[start Input rows]

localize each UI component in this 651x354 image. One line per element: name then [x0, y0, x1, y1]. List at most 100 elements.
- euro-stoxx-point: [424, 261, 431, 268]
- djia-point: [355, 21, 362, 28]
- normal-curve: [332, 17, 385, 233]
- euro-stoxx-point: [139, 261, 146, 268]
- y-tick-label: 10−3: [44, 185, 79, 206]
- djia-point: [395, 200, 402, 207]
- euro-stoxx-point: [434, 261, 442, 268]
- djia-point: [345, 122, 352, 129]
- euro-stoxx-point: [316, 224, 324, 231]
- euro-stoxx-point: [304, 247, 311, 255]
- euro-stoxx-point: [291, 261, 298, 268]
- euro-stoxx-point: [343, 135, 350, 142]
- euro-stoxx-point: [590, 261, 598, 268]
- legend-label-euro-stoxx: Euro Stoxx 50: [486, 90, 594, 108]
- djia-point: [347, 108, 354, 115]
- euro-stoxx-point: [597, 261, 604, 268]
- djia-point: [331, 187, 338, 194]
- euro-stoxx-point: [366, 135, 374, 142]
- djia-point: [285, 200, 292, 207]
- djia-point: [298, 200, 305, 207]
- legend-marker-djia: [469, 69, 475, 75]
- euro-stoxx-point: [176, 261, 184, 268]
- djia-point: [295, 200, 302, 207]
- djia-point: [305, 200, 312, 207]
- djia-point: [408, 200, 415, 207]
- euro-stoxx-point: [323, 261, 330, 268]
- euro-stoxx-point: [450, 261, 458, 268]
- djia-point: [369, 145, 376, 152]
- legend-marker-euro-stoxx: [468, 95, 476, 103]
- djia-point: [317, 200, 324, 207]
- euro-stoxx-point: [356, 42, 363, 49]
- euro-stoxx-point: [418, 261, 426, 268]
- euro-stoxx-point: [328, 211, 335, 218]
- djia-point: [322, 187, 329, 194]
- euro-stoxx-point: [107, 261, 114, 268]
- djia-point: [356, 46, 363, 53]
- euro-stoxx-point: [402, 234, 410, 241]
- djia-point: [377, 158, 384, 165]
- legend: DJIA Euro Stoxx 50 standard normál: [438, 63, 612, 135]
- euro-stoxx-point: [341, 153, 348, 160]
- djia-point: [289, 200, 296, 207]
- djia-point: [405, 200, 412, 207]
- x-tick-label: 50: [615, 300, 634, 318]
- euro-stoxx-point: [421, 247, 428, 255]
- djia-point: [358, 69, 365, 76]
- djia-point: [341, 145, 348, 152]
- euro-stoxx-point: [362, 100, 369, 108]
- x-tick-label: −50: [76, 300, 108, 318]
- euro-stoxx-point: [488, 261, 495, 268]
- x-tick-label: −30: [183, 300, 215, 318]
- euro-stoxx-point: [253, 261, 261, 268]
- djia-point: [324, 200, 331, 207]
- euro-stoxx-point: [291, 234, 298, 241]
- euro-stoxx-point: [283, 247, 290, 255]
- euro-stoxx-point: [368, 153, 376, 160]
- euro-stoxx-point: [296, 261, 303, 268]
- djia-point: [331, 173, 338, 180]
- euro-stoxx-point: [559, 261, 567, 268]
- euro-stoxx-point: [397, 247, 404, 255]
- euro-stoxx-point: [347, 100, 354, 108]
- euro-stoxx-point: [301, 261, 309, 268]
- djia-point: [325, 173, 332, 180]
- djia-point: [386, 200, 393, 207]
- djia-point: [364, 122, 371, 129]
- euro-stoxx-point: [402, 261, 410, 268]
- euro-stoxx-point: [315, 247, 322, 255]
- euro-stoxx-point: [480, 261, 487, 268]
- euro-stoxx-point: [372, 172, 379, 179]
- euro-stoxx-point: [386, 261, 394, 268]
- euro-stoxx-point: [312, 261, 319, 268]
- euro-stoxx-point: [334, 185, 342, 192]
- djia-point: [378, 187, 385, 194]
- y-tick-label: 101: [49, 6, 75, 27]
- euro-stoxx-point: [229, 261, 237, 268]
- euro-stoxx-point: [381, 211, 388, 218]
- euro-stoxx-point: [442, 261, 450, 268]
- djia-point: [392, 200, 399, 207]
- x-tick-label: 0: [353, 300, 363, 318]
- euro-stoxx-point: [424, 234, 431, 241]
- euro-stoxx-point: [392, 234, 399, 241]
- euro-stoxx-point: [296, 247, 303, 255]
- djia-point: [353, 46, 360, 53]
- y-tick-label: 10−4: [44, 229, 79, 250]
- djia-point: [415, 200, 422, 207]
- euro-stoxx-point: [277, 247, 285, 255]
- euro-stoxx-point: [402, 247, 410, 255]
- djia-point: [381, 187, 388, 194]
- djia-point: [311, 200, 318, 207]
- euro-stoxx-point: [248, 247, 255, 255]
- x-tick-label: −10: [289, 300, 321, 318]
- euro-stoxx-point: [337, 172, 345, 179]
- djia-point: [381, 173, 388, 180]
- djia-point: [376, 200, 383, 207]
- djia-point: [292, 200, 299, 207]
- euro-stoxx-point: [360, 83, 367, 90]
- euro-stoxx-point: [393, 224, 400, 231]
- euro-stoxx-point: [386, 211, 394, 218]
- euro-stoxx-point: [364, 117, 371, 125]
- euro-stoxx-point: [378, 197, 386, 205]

[end Input rows]

**Directive**
Give every line from the start of the records through the line holding "- euro-stoxx-point: [366, 135, 374, 142]", inclusive, as a Markdown table with the columns No. and Line, numbering the rows and leaving out blank lines.

**Response to the task**
| No. | Line |
|---|---|
| 1 | localize each UI component in this 651x354 image. One line per element: name then [x0, y0, x1, y1]. List at most 100 elements. |
| 2 | - euro-stoxx-point: [424, 261, 431, 268] |
| 3 | - djia-point: [355, 21, 362, 28] |
| 4 | - normal-curve: [332, 17, 385, 233] |
| 5 | - euro-stoxx-point: [139, 261, 146, 268] |
| 6 | - y-tick-label: 10−3: [44, 185, 79, 206] |
| 7 | - djia-point: [395, 200, 402, 207] |
| 8 | - euro-stoxx-point: [434, 261, 442, 268] |
| 9 | - djia-point: [345, 122, 352, 129] |
| 10 | - euro-stoxx-point: [316, 224, 324, 231] |
| 11 | - euro-stoxx-point: [304, 247, 311, 255] |
| 12 | - euro-stoxx-point: [291, 261, 298, 268] |
| 13 | - euro-stoxx-point: [343, 135, 350, 142] |
| 14 | - euro-stoxx-point: [590, 261, 598, 268] |
| 15 | - legend-label-euro-stoxx: Euro Stoxx 50: [486, 90, 594, 108] |
| 16 | - djia-point: [347, 108, 354, 115] |
| 17 | - euro-stoxx-point: [597, 261, 604, 268] |
| 18 | - djia-point: [331, 187, 338, 194] |
| 19 | - euro-stoxx-point: [366, 135, 374, 142] |